Entries taken from a collection
==*==

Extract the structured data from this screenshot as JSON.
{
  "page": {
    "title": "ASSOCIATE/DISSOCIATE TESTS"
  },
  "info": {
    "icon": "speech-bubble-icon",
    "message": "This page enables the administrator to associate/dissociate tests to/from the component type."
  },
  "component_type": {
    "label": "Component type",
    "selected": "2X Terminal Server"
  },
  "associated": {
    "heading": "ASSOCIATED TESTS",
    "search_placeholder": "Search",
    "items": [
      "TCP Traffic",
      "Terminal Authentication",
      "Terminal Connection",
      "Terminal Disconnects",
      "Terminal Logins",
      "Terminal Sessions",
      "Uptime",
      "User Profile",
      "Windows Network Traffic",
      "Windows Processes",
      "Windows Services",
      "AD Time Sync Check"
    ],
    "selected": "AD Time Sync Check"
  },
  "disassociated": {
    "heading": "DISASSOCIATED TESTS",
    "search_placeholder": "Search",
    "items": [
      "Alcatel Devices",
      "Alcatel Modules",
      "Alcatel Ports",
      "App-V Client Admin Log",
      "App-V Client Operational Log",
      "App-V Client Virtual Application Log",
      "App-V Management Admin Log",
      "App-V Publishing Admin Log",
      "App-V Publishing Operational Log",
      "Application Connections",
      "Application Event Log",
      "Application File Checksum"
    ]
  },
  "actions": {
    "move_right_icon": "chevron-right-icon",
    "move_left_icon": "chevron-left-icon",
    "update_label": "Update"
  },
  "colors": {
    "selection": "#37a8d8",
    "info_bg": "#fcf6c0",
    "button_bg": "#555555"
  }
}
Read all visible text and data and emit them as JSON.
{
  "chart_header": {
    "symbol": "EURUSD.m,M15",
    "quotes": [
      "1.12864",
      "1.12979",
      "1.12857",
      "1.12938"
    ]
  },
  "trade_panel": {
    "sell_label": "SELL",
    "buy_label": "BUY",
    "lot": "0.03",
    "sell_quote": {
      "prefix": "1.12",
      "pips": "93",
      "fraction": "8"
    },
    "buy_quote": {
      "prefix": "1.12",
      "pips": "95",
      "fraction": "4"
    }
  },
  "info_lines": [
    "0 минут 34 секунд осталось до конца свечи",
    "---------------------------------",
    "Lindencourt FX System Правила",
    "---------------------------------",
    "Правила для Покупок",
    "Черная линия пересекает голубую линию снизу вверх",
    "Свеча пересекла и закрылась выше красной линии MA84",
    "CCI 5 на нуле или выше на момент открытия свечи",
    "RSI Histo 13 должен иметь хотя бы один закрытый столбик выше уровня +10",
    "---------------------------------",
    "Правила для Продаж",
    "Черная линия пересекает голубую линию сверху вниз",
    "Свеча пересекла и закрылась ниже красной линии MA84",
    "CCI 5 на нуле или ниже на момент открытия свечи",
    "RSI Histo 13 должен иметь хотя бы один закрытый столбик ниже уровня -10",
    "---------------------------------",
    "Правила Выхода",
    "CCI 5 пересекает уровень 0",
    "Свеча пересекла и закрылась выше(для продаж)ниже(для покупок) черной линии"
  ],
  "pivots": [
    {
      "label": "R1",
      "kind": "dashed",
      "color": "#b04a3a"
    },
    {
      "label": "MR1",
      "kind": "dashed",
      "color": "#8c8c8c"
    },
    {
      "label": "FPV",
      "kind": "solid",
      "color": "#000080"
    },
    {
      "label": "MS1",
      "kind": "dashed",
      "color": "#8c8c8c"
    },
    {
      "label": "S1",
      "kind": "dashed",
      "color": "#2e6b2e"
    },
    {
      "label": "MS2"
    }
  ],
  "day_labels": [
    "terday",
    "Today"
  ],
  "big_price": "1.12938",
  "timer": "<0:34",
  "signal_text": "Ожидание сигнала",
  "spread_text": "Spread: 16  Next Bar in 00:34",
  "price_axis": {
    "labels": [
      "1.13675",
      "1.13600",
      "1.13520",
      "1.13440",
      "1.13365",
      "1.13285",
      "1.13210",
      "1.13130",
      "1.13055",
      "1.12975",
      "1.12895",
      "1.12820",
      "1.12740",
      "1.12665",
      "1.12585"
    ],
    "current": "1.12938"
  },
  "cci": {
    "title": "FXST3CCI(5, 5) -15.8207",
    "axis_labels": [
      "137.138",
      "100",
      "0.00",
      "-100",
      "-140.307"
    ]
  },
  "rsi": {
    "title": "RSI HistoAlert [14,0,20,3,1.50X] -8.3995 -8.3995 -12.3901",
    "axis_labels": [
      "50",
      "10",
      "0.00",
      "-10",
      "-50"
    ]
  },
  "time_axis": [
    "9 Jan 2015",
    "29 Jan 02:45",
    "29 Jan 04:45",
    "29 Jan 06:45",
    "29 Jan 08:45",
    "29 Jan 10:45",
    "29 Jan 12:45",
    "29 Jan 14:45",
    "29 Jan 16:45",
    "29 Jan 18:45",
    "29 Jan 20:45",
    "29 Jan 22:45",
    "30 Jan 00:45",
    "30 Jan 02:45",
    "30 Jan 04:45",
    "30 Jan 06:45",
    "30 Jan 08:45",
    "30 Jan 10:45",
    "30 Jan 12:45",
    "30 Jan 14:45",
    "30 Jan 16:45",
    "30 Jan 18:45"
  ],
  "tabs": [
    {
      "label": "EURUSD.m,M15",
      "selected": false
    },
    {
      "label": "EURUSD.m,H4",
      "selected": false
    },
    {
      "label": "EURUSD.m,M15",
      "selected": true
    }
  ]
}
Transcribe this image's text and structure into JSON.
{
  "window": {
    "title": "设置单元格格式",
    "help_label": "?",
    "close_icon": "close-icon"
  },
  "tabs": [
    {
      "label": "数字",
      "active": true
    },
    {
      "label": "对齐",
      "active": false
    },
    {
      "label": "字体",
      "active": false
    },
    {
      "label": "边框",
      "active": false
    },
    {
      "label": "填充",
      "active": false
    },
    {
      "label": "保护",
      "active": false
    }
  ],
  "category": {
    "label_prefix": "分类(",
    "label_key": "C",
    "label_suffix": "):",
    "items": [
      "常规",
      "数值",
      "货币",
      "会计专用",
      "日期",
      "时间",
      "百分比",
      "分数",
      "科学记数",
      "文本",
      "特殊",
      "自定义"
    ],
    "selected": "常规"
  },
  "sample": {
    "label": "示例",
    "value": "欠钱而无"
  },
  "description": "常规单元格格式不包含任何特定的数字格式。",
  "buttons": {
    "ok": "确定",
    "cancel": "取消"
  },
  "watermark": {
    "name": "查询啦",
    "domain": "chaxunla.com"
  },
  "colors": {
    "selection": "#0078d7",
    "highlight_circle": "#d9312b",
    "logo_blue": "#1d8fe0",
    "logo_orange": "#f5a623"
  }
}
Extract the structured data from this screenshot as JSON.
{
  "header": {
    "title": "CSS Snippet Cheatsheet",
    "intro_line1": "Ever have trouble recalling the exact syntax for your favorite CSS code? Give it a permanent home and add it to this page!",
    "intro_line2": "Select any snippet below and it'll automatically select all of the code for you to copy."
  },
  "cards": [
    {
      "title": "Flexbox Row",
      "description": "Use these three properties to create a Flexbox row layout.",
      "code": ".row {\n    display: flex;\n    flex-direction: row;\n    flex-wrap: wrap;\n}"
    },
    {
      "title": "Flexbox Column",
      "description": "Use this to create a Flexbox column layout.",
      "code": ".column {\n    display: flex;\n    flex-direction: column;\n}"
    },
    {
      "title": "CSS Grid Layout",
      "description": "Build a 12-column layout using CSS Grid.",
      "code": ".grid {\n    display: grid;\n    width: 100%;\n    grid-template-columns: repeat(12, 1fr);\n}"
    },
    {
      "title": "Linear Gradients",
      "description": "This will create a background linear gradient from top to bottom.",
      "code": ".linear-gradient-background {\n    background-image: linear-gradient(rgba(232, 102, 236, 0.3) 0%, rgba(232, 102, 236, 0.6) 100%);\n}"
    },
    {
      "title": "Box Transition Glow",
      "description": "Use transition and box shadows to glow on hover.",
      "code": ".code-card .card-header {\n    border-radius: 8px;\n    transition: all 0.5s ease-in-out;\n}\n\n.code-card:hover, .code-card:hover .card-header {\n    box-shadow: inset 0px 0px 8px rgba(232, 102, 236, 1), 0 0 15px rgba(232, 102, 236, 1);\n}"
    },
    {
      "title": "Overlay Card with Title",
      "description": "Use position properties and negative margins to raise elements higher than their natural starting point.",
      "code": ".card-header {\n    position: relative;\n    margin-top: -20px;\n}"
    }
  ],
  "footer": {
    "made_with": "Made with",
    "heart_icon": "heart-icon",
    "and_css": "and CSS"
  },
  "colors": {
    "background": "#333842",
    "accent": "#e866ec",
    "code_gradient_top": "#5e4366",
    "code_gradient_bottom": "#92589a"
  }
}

==*==

Show all lines from the listing above in which "хотя" appears.

* Solution below *
    "RSI Histo 13 должен иметь хотя бы один закрытый столбик выше уровня +10",
    "RSI Histo 13 должен иметь хотя бы один закрытый столбик ниже уровня -10",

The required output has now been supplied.